# START OF Information supplied

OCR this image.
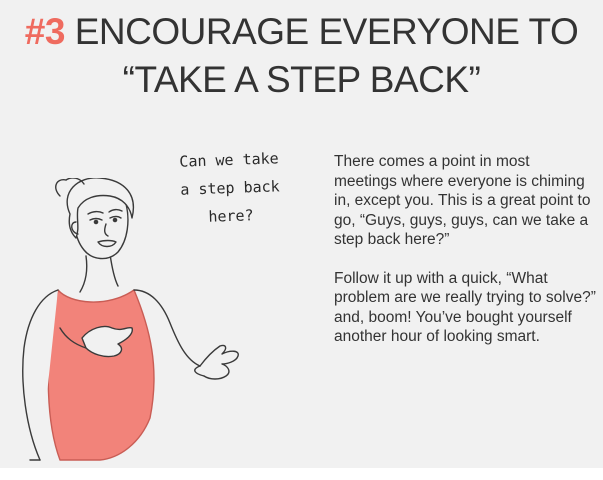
#3 ENCOURAGE EVERYONE TO
“TAKE A STEP BACK”
Can we take
a step back
here?

There comes a point in most meetings where everyone is chiming in, except you. This is a great point to go, “Guys, guys, guys, can we take a step back here?”

Follow it up with a quick, “What problem are we really trying to solve?” and, boom! You’ve bought yourself another hour of looking smart.
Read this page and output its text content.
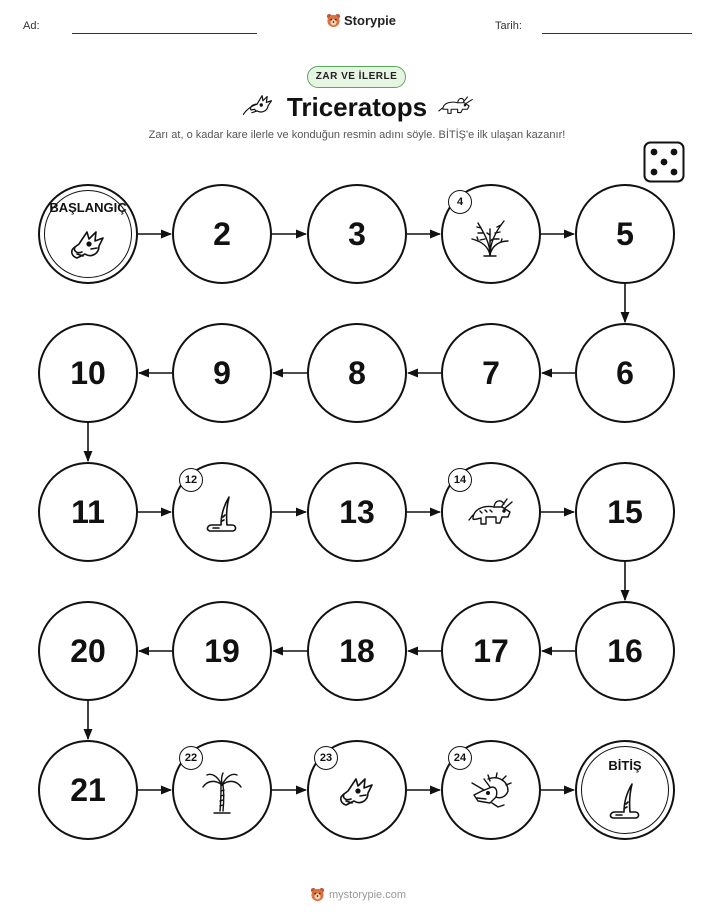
Ad:	Storypie	Tarih:
ZAR VE İLERLE
Triceratops
Zarı at, o kadar kare ilerle ve konduğun resmin adını söyle. BİTİŞ'e ilk ulaşan kazanır!
BAŞLANGIÇ
2	3
4
5
6
7
8
9
10
11
12
13
14
15
16
17
18
19
20
21
22	23	24	BİTİŞ
mystorypie.com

# END OF Information supplied

Starting at the line that contains "Read this page and output its text content.", restate each line verbatim through the final line of the listing, skipping all pictures.

Read this page and output its text content.
Ad:	Storypie	Tarih:
ZAR VE İLERLE
Triceratops
Zarı at, o kadar kare ilerle ve konduğun resmin adını söyle. BİTİŞ'e ilk ulaşan kazanır!
BAŞLANGIÇ
2	3
4
5
6
7
8
9
10
11
12
13
14
15
16
17
18
19
20
21
22	23	24	BİTİŞ
mystorypie.com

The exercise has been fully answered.